» WORK TO BE COMPLETED:
Write out the records word for word, with no pictures.
BEGIN DATA SHOWN
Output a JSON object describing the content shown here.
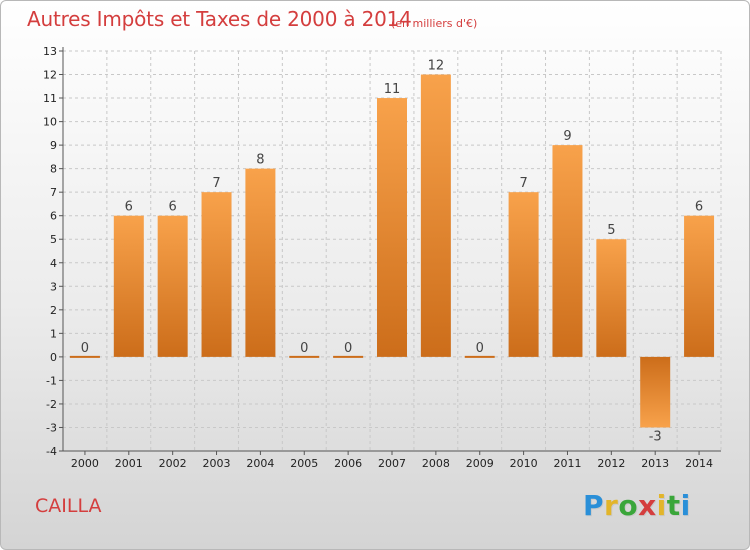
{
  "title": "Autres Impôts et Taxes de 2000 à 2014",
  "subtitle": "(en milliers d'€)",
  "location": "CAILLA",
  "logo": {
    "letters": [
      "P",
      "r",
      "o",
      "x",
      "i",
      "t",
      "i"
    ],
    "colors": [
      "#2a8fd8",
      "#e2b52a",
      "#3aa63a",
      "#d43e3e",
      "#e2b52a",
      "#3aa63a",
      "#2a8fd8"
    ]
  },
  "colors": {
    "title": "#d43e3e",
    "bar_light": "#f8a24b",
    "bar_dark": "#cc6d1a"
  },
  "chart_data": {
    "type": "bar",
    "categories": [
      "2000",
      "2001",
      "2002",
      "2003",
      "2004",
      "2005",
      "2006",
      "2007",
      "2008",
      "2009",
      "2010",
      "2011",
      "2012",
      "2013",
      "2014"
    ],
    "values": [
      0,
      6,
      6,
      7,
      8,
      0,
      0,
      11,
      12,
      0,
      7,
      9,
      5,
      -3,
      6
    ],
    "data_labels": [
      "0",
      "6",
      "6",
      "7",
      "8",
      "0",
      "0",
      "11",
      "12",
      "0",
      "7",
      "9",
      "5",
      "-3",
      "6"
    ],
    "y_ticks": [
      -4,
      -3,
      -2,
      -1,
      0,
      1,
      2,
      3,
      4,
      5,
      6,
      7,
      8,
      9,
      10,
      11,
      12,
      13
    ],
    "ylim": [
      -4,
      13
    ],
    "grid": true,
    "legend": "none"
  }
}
END DATA SHOWN
» WRITTEN RESPONSE:
Output a JSON object describing the content shown here.
{
  "title": "Autres Impôts et Taxes de 2000 à 2014",
  "subtitle": "(en milliers d'€)",
  "location": "CAILLA",
  "logo": {
    "letters": [
      "P",
      "r",
      "o",
      "x",
      "i",
      "t",
      "i"
    ],
    "colors": [
      "#2a8fd8",
      "#e2b52a",
      "#3aa63a",
      "#d43e3e",
      "#e2b52a",
      "#3aa63a",
      "#2a8fd8"
    ]
  },
  "colors": {
    "title": "#d43e3e",
    "bar_light": "#f8a24b",
    "bar_dark": "#cc6d1a"
  },
  "chart_data": {
    "type": "bar",
    "categories": [
      "2000",
      "2001",
      "2002",
      "2003",
      "2004",
      "2005",
      "2006",
      "2007",
      "2008",
      "2009",
      "2010",
      "2011",
      "2012",
      "2013",
      "2014"
    ],
    "values": [
      0,
      6,
      6,
      7,
      8,
      0,
      0,
      11,
      12,
      0,
      7,
      9,
      5,
      -3,
      6
    ],
    "data_labels": [
      "0",
      "6",
      "6",
      "7",
      "8",
      "0",
      "0",
      "11",
      "12",
      "0",
      "7",
      "9",
      "5",
      "-3",
      "6"
    ],
    "y_ticks": [
      -4,
      -3,
      -2,
      -1,
      0,
      1,
      2,
      3,
      4,
      5,
      6,
      7,
      8,
      9,
      10,
      11,
      12,
      13
    ],
    "ylim": [
      -4,
      13
    ],
    "grid": true,
    "legend": "none"
  }
}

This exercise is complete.